» What you will do
Write the entries out again exactly as they stand, but without the pictures.

** begin Provided material **

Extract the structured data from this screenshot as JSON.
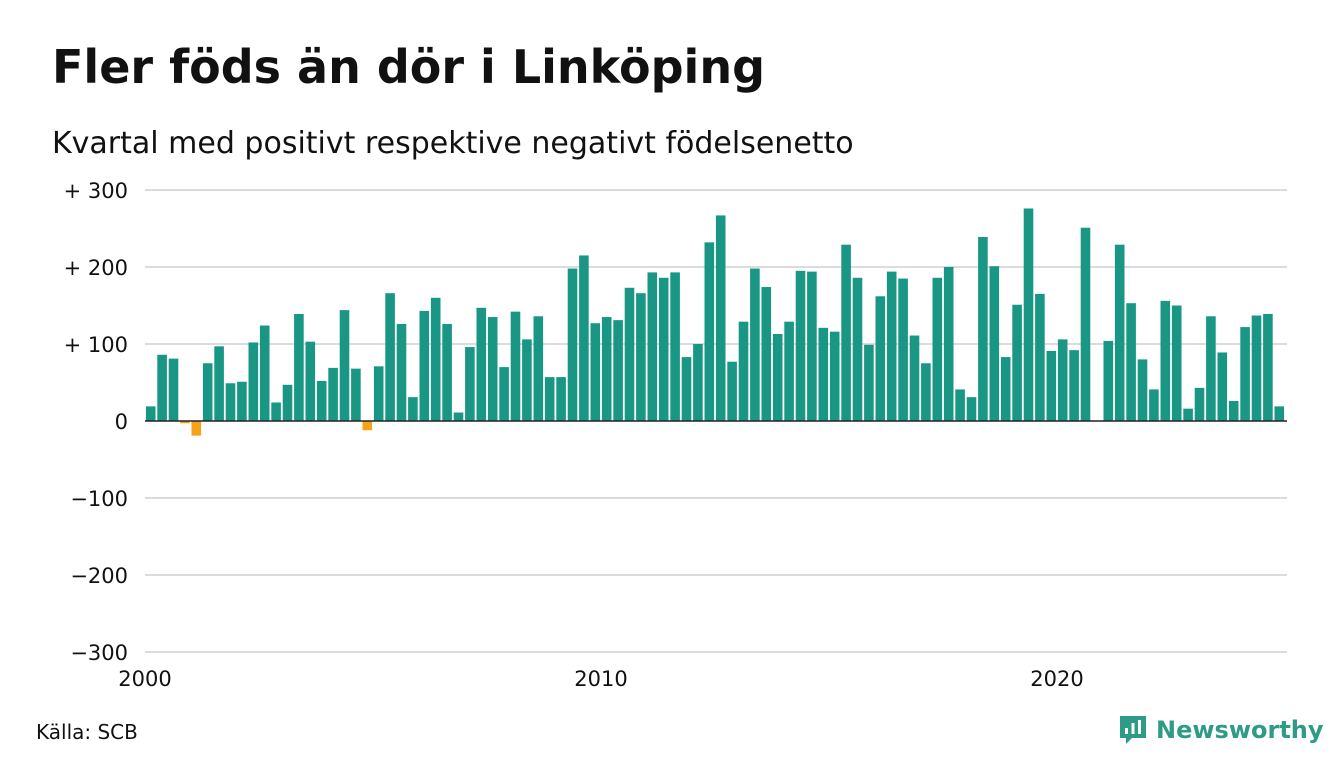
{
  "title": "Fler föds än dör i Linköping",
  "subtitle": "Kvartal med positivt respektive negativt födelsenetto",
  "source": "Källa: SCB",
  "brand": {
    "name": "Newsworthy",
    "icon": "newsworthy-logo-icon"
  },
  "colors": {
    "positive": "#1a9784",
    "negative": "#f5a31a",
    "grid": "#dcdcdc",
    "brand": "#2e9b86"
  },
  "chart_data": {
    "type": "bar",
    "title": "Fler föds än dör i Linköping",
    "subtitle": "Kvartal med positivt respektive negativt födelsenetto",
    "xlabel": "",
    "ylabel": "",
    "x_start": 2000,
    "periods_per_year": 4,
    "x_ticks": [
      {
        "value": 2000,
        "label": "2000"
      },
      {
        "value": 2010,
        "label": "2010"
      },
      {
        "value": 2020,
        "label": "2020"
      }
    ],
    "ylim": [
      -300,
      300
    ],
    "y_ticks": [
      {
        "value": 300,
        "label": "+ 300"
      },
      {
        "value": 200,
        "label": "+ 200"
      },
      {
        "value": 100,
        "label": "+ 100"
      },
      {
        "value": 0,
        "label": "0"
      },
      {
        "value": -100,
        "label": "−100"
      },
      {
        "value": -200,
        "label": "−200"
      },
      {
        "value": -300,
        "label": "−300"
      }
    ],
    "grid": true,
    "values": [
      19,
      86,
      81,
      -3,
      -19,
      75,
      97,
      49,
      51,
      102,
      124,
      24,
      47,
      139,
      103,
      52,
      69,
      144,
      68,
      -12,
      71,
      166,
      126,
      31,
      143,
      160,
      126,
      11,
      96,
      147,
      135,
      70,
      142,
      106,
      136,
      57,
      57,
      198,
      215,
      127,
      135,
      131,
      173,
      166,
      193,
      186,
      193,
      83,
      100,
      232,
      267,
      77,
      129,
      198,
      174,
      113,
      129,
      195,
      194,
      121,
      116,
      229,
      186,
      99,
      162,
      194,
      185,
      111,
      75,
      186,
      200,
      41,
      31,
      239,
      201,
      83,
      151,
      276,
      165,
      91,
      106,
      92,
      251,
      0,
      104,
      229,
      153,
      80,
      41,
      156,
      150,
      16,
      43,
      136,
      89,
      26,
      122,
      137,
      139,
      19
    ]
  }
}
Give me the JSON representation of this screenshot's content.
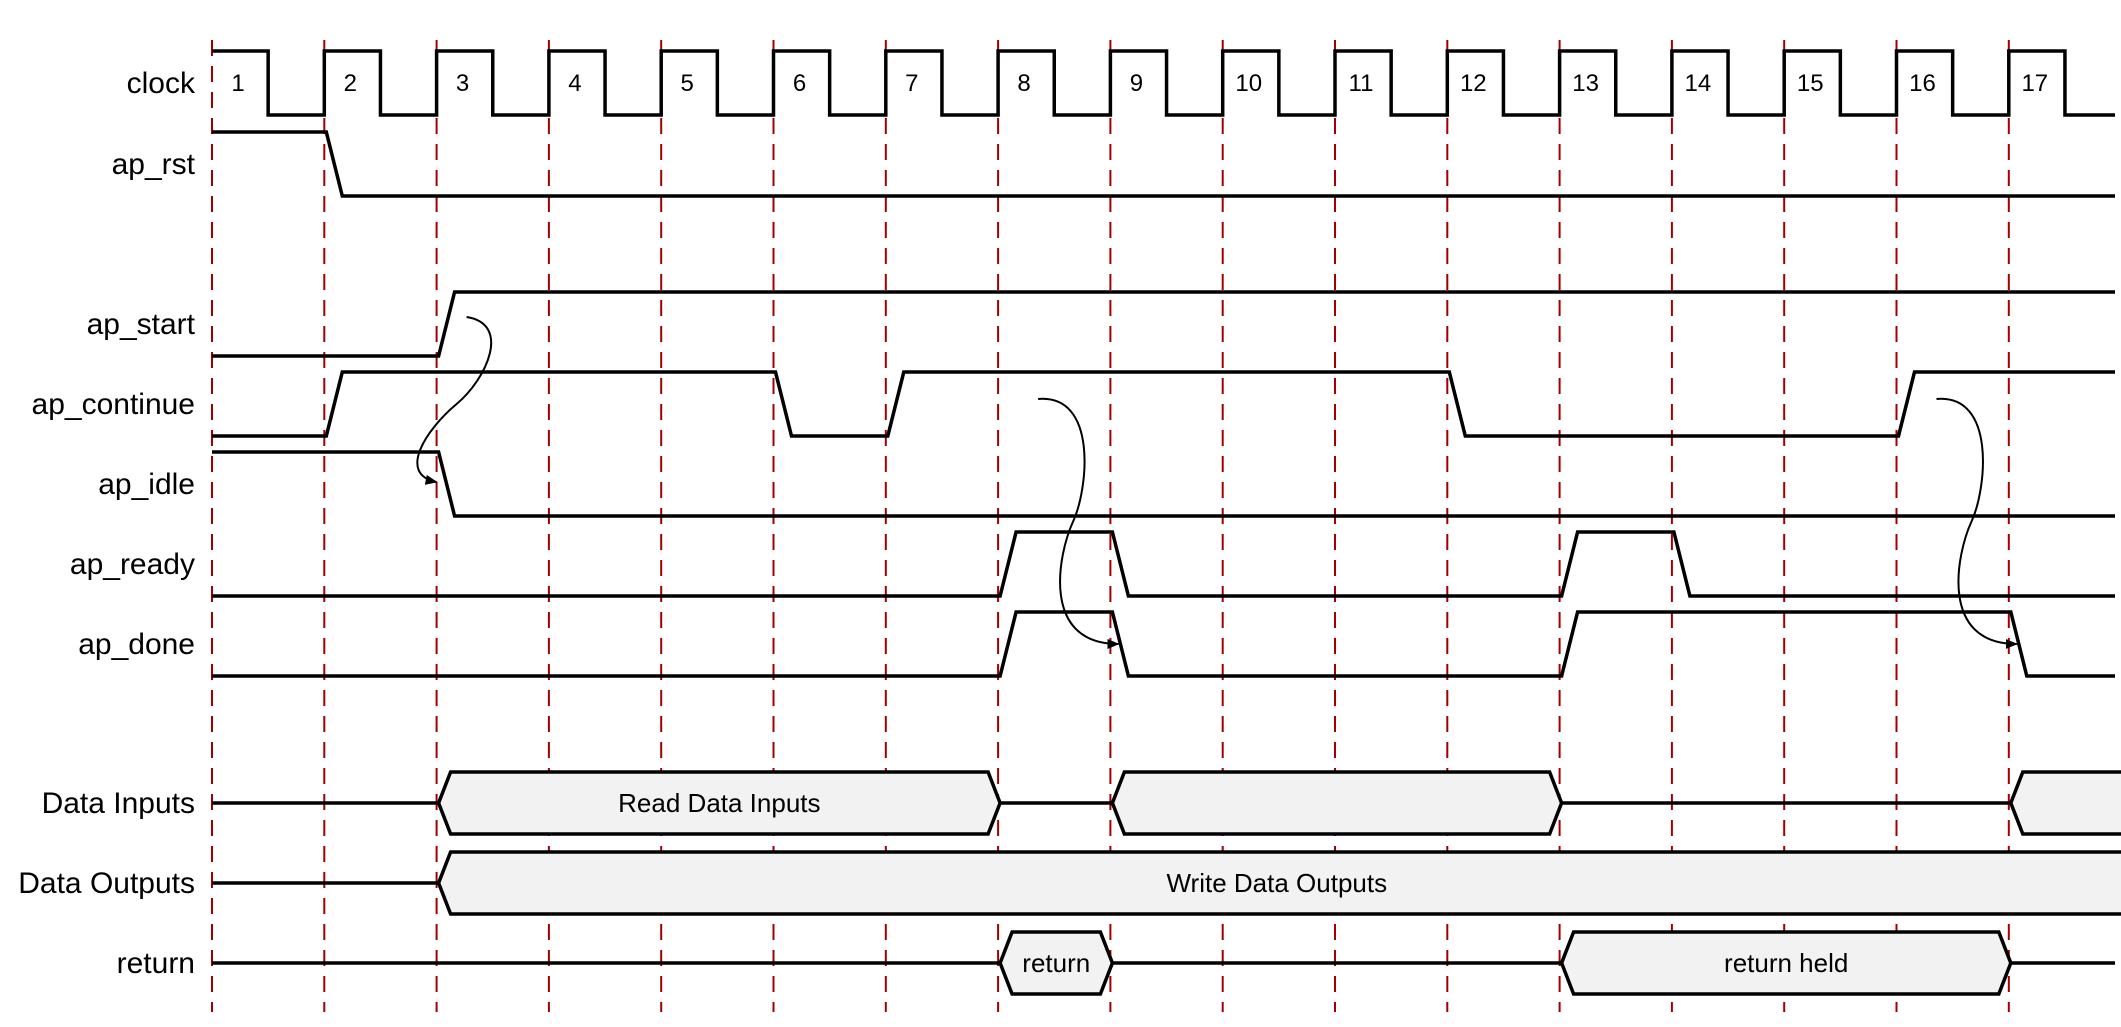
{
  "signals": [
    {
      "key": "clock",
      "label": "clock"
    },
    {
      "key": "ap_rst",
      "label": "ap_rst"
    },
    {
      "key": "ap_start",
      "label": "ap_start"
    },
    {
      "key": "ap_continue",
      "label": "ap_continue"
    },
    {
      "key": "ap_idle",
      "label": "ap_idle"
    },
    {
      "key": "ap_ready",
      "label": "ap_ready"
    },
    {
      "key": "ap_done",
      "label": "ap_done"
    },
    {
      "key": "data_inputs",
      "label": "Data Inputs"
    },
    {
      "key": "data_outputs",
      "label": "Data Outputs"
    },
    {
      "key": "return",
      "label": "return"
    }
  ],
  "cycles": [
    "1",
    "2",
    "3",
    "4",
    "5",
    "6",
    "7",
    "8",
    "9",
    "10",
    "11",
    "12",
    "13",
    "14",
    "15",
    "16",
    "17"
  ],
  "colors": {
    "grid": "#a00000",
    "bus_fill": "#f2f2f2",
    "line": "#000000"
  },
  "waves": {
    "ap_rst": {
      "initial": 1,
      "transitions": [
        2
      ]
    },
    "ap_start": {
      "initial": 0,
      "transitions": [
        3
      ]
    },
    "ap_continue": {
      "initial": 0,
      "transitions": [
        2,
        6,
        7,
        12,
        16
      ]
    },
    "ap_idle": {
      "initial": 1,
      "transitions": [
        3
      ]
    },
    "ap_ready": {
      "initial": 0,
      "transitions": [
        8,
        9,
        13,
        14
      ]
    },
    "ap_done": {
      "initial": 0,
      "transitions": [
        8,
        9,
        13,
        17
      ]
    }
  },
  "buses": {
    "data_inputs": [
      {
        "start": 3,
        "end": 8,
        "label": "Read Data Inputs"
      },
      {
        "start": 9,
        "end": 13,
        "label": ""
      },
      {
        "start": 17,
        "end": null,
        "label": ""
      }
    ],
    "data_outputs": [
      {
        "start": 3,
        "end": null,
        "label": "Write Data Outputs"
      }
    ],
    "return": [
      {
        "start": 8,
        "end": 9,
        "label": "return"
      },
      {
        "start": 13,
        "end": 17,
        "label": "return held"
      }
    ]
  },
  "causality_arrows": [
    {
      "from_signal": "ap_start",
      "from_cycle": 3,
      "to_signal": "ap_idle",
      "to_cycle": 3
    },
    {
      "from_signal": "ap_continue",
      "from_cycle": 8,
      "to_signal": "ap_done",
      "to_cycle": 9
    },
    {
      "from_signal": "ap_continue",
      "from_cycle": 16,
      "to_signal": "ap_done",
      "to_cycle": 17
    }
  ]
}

** end Provided material **

» Solution below
Extract the structured data from this screenshot as JSON.
{
  "title": "Fler föds än dör i Linköping",
  "subtitle": "Kvartal med positivt respektive negativt födelsenetto",
  "source": "Källa: SCB",
  "brand": {
    "name": "Newsworthy",
    "icon": "newsworthy-logo-icon"
  },
  "colors": {
    "positive": "#1a9784",
    "negative": "#f5a31a",
    "grid": "#dcdcdc",
    "brand": "#2e9b86"
  },
  "chart_data": {
    "type": "bar",
    "title": "Fler föds än dör i Linköping",
    "subtitle": "Kvartal med positivt respektive negativt födelsenetto",
    "xlabel": "",
    "ylabel": "",
    "x_start": 2000,
    "periods_per_year": 4,
    "x_ticks": [
      {
        "value": 2000,
        "label": "2000"
      },
      {
        "value": 2010,
        "label": "2010"
      },
      {
        "value": 2020,
        "label": "2020"
      }
    ],
    "ylim": [
      -300,
      300
    ],
    "y_ticks": [
      {
        "value": 300,
        "label": "+ 300"
      },
      {
        "value": 200,
        "label": "+ 200"
      },
      {
        "value": 100,
        "label": "+ 100"
      },
      {
        "value": 0,
        "label": "0"
      },
      {
        "value": -100,
        "label": "−100"
      },
      {
        "value": -200,
        "label": "−200"
      },
      {
        "value": -300,
        "label": "−300"
      }
    ],
    "grid": true,
    "values": [
      19,
      86,
      81,
      -3,
      -19,
      75,
      97,
      49,
      51,
      102,
      124,
      24,
      47,
      139,
      103,
      52,
      69,
      144,
      68,
      -12,
      71,
      166,
      126,
      31,
      143,
      160,
      126,
      11,
      96,
      147,
      135,
      70,
      142,
      106,
      136,
      57,
      57,
      198,
      215,
      127,
      135,
      131,
      173,
      166,
      193,
      186,
      193,
      83,
      100,
      232,
      267,
      77,
      129,
      198,
      174,
      113,
      129,
      195,
      194,
      121,
      116,
      229,
      186,
      99,
      162,
      194,
      185,
      111,
      75,
      186,
      200,
      41,
      31,
      239,
      201,
      83,
      151,
      276,
      165,
      91,
      106,
      92,
      251,
      0,
      104,
      229,
      153,
      80,
      41,
      156,
      150,
      16,
      43,
      136,
      89,
      26,
      122,
      137,
      139,
      19
    ]
  }
}
Give me the JSON representation of this screenshot's content.
{
  "signals": [
    {
      "key": "clock",
      "label": "clock"
    },
    {
      "key": "ap_rst",
      "label": "ap_rst"
    },
    {
      "key": "ap_start",
      "label": "ap_start"
    },
    {
      "key": "ap_continue",
      "label": "ap_continue"
    },
    {
      "key": "ap_idle",
      "label": "ap_idle"
    },
    {
      "key": "ap_ready",
      "label": "ap_ready"
    },
    {
      "key": "ap_done",
      "label": "ap_done"
    },
    {
      "key": "data_inputs",
      "label": "Data Inputs"
    },
    {
      "key": "data_outputs",
      "label": "Data Outputs"
    },
    {
      "key": "return",
      "label": "return"
    }
  ],
  "cycles": [
    "1",
    "2",
    "3",
    "4",
    "5",
    "6",
    "7",
    "8",
    "9",
    "10",
    "11",
    "12",
    "13",
    "14",
    "15",
    "16",
    "17"
  ],
  "colors": {
    "grid": "#a00000",
    "bus_fill": "#f2f2f2",
    "line": "#000000"
  },
  "waves": {
    "ap_rst": {
      "initial": 1,
      "transitions": [
        2
      ]
    },
    "ap_start": {
      "initial": 0,
      "transitions": [
        3
      ]
    },
    "ap_continue": {
      "initial": 0,
      "transitions": [
        2,
        6,
        7,
        12,
        16
      ]
    },
    "ap_idle": {
      "initial": 1,
      "transitions": [
        3
      ]
    },
    "ap_ready": {
      "initial": 0,
      "transitions": [
        8,
        9,
        13,
        14
      ]
    },
    "ap_done": {
      "initial": 0,
      "transitions": [
        8,
        9,
        13,
        17
      ]
    }
  },
  "buses": {
    "data_inputs": [
      {
        "start": 3,
        "end": 8,
        "label": "Read Data Inputs"
      },
      {
        "start": 9,
        "end": 13,
        "label": ""
      },
      {
        "start": 17,
        "end": null,
        "label": ""
      }
    ],
    "data_outputs": [
      {
        "start": 3,
        "end": null,
        "label": "Write Data Outputs"
      }
    ],
    "return": [
      {
        "start": 8,
        "end": 9,
        "label": "return"
      },
      {
        "start": 13,
        "end": 17,
        "label": "return held"
      }
    ]
  },
  "causality_arrows": [
    {
      "from_signal": "ap_start",
      "from_cycle": 3,
      "to_signal": "ap_idle",
      "to_cycle": 3
    },
    {
      "from_signal": "ap_continue",
      "from_cycle": 8,
      "to_signal": "ap_done",
      "to_cycle": 9
    },
    {
      "from_signal": "ap_continue",
      "from_cycle": 16,
      "to_signal": "ap_done",
      "to_cycle": 17
    }
  ]
}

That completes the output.